▶ **The task**
Write out, precisely and in full, each line of the material.

▶ **Given entries**
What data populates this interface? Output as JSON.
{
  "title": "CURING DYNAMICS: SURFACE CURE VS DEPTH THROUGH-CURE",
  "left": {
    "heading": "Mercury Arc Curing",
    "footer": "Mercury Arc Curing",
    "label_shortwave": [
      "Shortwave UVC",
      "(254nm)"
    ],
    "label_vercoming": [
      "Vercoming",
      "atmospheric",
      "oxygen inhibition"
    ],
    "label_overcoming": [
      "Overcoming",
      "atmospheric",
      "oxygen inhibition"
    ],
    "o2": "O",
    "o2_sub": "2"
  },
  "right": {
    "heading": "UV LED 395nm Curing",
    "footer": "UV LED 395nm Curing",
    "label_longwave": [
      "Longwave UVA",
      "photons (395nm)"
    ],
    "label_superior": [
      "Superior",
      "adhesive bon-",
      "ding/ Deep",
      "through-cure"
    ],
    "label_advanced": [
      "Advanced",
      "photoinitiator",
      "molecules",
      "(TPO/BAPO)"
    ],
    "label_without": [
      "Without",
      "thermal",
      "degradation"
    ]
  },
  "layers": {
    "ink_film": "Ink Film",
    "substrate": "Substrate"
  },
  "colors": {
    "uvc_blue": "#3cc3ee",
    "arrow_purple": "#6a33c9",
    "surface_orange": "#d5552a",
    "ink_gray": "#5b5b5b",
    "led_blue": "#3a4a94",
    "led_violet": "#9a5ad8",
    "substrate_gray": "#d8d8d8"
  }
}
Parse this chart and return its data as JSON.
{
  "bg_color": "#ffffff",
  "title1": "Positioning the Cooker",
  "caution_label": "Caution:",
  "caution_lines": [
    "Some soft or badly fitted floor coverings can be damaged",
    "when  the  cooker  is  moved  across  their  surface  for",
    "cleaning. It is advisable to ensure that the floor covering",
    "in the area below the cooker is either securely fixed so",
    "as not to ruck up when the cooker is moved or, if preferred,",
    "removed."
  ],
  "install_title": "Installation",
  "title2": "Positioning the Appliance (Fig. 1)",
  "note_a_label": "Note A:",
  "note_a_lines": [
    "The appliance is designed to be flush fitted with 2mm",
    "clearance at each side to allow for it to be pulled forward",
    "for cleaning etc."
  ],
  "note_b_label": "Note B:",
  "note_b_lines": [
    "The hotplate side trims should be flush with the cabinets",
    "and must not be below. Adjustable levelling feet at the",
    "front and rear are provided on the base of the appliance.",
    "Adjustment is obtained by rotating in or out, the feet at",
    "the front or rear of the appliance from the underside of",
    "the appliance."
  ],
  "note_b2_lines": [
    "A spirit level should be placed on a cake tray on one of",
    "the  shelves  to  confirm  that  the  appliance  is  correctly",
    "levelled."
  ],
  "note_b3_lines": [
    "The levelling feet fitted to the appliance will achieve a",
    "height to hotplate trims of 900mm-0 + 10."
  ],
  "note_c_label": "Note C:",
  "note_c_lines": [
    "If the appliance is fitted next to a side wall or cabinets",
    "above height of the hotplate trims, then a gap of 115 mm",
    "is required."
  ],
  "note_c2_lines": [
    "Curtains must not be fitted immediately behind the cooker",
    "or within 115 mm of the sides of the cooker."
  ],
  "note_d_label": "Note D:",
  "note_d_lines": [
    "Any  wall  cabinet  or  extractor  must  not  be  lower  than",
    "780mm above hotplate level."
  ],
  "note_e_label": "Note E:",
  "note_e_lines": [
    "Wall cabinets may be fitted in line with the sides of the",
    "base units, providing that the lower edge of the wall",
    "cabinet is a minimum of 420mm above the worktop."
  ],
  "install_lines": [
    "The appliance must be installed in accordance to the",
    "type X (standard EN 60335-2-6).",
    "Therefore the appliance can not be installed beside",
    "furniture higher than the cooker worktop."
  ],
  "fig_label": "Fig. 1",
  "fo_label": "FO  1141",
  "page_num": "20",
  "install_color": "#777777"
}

▶ **Exercise output**
What data populates this interface? Output as JSON.
{
  "title": "CURING DYNAMICS: SURFACE CURE VS DEPTH THROUGH-CURE",
  "left": {
    "heading": "Mercury Arc Curing",
    "footer": "Mercury Arc Curing",
    "label_shortwave": [
      "Shortwave UVC",
      "(254nm)"
    ],
    "label_vercoming": [
      "Vercoming",
      "atmospheric",
      "oxygen inhibition"
    ],
    "label_overcoming": [
      "Overcoming",
      "atmospheric",
      "oxygen inhibition"
    ],
    "o2": "O",
    "o2_sub": "2"
  },
  "right": {
    "heading": "UV LED 395nm Curing",
    "footer": "UV LED 395nm Curing",
    "label_longwave": [
      "Longwave UVA",
      "photons (395nm)"
    ],
    "label_superior": [
      "Superior",
      "adhesive bon-",
      "ding/ Deep",
      "through-cure"
    ],
    "label_advanced": [
      "Advanced",
      "photoinitiator",
      "molecules",
      "(TPO/BAPO)"
    ],
    "label_without": [
      "Without",
      "thermal",
      "degradation"
    ]
  },
  "layers": {
    "ink_film": "Ink Film",
    "substrate": "Substrate"
  },
  "colors": {
    "uvc_blue": "#3cc3ee",
    "arrow_purple": "#6a33c9",
    "surface_orange": "#d5552a",
    "ink_gray": "#5b5b5b",
    "led_blue": "#3a4a94",
    "led_violet": "#9a5ad8",
    "substrate_gray": "#d8d8d8"
  }
}
Parse this chart and return its data as JSON.
{
  "bg_color": "#ffffff",
  "title1": "Positioning the Cooker",
  "caution_label": "Caution:",
  "caution_lines": [
    "Some soft or badly fitted floor coverings can be damaged",
    "when  the  cooker  is  moved  across  their  surface  for",
    "cleaning. It is advisable to ensure that the floor covering",
    "in the area below the cooker is either securely fixed so",
    "as not to ruck up when the cooker is moved or, if preferred,",
    "removed."
  ],
  "install_title": "Installation",
  "title2": "Positioning the Appliance (Fig. 1)",
  "note_a_label": "Note A:",
  "note_a_lines": [
    "The appliance is designed to be flush fitted with 2mm",
    "clearance at each side to allow for it to be pulled forward",
    "for cleaning etc."
  ],
  "note_b_label": "Note B:",
  "note_b_lines": [
    "The hotplate side trims should be flush with the cabinets",
    "and must not be below. Adjustable levelling feet at the",
    "front and rear are provided on the base of the appliance.",
    "Adjustment is obtained by rotating in or out, the feet at",
    "the front or rear of the appliance from the underside of",
    "the appliance."
  ],
  "note_b2_lines": [
    "A spirit level should be placed on a cake tray on one of",
    "the  shelves  to  confirm  that  the  appliance  is  correctly",
    "levelled."
  ],
  "note_b3_lines": [
    "The levelling feet fitted to the appliance will achieve a",
    "height to hotplate trims of 900mm-0 + 10."
  ],
  "note_c_label": "Note C:",
  "note_c_lines": [
    "If the appliance is fitted next to a side wall or cabinets",
    "above height of the hotplate trims, then a gap of 115 mm",
    "is required."
  ],
  "note_c2_lines": [
    "Curtains must not be fitted immediately behind the cooker",
    "or within 115 mm of the sides of the cooker."
  ],
  "note_d_label": "Note D:",
  "note_d_lines": [
    "Any  wall  cabinet  or  extractor  must  not  be  lower  than",
    "780mm above hotplate level."
  ],
  "note_e_label": "Note E:",
  "note_e_lines": [
    "Wall cabinets may be fitted in line with the sides of the",
    "base units, providing that the lower edge of the wall",
    "cabinet is a minimum of 420mm above the worktop."
  ],
  "install_lines": [
    "The appliance must be installed in accordance to the",
    "type X (standard EN 60335-2-6).",
    "Therefore the appliance can not be installed beside",
    "furniture higher than the cooker worktop."
  ],
  "fig_label": "Fig. 1",
  "fo_label": "FO  1141",
  "page_num": "20",
  "install_color": "#777777"
}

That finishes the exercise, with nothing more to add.